**Directions**
Extract all lines that hold "jour" from the records below.

^^^^

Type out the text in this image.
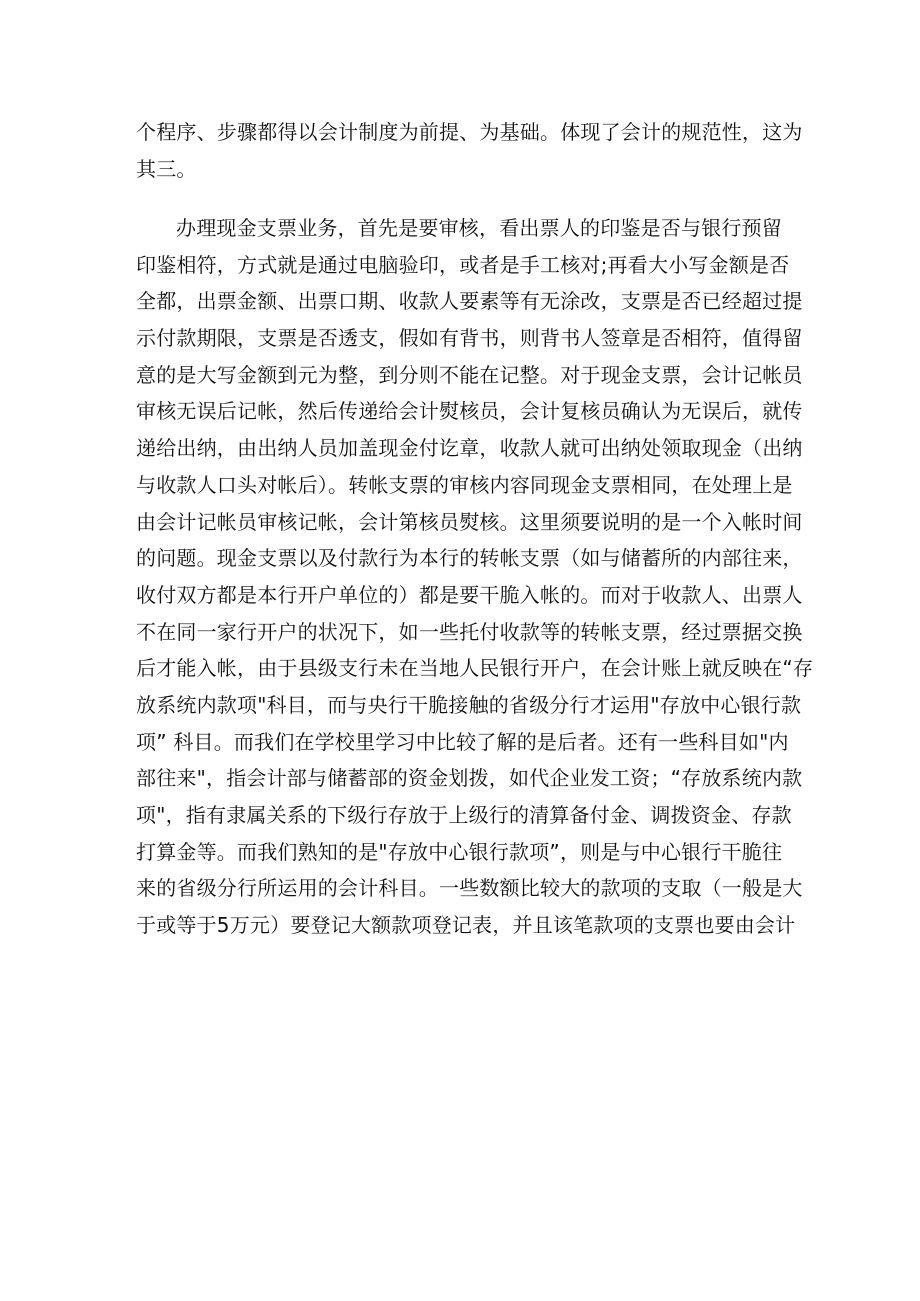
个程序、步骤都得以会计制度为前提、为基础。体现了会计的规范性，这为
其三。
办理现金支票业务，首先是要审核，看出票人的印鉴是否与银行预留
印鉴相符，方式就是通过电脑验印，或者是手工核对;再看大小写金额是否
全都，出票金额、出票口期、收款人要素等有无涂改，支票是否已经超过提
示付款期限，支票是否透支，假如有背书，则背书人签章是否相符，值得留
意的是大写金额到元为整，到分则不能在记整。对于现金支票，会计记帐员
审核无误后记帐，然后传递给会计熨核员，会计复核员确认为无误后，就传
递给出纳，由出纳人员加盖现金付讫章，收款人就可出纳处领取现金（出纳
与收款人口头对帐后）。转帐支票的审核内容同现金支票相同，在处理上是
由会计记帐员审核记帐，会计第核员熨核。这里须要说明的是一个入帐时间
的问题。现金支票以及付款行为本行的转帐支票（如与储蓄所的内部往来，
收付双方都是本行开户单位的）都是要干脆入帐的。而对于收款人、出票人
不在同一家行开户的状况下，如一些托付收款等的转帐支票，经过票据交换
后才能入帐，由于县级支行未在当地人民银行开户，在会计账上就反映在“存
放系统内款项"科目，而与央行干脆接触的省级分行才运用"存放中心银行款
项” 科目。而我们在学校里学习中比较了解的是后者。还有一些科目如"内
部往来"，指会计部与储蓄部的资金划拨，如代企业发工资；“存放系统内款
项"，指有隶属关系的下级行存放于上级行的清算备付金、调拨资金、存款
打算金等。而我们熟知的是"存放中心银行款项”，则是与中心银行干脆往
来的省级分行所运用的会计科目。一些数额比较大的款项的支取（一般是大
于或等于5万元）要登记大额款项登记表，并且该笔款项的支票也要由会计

^^^^

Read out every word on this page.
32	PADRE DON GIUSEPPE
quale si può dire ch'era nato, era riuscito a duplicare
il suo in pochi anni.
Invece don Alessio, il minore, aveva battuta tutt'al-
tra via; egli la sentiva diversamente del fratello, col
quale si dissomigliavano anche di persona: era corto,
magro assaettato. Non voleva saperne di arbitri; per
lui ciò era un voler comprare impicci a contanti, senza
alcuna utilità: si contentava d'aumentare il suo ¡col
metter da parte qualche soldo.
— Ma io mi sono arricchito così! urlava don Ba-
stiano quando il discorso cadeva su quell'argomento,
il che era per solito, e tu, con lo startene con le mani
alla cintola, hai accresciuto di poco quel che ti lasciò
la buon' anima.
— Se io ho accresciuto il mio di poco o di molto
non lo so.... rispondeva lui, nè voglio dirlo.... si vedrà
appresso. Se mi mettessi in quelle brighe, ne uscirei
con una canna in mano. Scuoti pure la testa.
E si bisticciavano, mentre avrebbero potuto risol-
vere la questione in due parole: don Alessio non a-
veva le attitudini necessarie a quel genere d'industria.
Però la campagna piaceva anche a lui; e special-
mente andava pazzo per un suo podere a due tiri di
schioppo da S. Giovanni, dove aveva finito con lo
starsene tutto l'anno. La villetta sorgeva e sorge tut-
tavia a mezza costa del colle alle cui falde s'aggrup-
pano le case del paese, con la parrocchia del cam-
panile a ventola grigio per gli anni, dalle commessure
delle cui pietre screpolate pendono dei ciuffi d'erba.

^^^^

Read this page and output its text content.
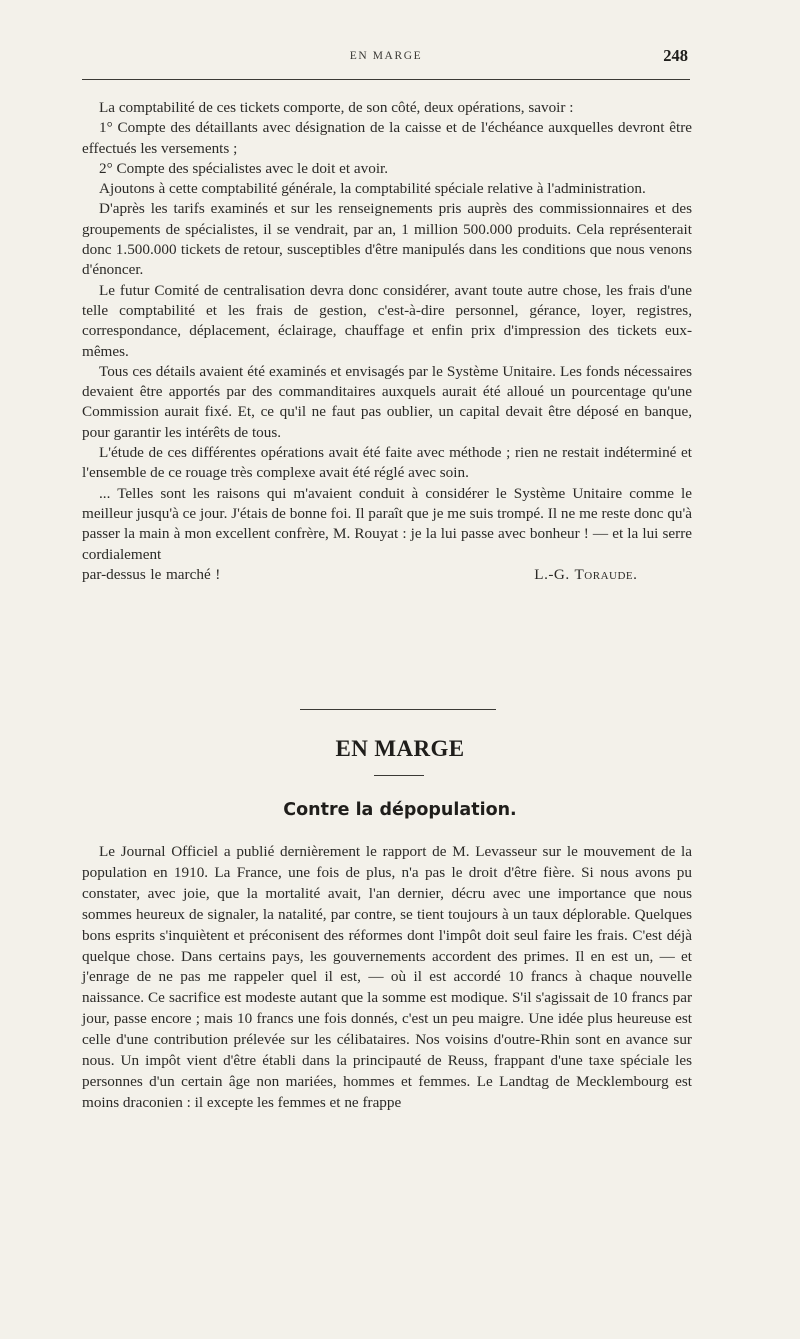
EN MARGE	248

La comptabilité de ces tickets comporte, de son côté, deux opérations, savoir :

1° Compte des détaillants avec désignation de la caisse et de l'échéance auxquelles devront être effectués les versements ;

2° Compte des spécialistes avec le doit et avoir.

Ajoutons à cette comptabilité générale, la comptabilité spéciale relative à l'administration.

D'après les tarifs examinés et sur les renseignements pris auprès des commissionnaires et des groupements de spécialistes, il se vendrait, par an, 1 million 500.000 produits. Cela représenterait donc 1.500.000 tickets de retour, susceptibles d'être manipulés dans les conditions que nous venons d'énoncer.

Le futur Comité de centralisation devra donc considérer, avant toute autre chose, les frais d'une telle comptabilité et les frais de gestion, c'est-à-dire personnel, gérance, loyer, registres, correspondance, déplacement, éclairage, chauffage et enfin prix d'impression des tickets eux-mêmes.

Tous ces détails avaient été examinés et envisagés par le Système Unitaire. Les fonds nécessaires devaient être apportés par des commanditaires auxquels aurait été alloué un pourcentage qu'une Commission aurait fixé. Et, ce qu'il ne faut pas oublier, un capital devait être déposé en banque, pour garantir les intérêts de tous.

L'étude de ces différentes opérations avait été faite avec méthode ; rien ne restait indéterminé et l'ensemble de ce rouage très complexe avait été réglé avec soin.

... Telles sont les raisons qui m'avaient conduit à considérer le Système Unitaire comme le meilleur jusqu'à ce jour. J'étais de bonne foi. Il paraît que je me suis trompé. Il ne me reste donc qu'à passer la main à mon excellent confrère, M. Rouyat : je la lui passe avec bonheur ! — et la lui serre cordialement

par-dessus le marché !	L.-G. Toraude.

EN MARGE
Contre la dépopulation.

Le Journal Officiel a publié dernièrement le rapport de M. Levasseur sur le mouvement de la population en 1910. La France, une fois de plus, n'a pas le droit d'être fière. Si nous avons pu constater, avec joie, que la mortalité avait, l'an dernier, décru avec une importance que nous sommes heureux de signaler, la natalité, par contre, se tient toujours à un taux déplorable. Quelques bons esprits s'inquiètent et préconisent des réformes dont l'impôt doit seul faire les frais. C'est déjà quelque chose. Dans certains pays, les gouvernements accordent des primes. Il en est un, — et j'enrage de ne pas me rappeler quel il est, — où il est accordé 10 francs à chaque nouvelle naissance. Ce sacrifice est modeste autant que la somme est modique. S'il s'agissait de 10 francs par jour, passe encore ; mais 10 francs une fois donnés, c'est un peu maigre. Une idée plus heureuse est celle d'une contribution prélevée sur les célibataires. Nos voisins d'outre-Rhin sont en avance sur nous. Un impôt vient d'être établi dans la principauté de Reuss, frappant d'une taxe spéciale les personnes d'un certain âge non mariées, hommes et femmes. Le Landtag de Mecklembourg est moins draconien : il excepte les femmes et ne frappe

^^^^

**Exercise solution**
... Telles sont les raisons qui m'avaient conduit à considérer le Système Unitaire comme le meilleur jusqu'à ce jour. J'étais de bonne foi. Il paraît que je me suis trompé. Il ne me reste donc qu'à passer la main à mon excellent confrère, M. Rouyat : je la lui passe avec bonheur ! — et la lui serre cordialement
Le Journal Officiel a publié dernièrement le rapport de M. Levasseur sur le mouvement de la population en 1910. La France, une fois de plus, n'a pas le droit d'être fière. Si nous avons pu constater, avec joie, que la mortalité avait, l'an dernier, décru avec une importance que nous sommes heureux de signaler, la natalité, par contre, se tient toujours à un taux déplorable. Quelques bons esprits s'inquiètent et préconisent des réformes dont l'impôt doit seul faire les frais. C'est déjà quelque chose. Dans certains pays, les gouvernements accordent des primes. Il en est un, — et j'enrage de ne pas me rappeler quel il est, — où il est accordé 10 francs à chaque nouvelle naissance. Ce sacrifice est modeste autant que la somme est modique. S'il s'agissait de 10 francs par jour, passe encore ; mais 10 francs une fois donnés, c'est un peu maigre. Une idée plus heureuse est celle d'une contribution prélevée sur les célibataires. Nos voisins d'outre-Rhin sont en avance sur nous. Un impôt vient d'être établi dans la principauté de Reuss, frappant d'une taxe spéciale les personnes d'un certain âge non mariées, hommes et femmes. Le Landtag de Mecklembourg est moins draconien : il excepte les femmes et ne frappe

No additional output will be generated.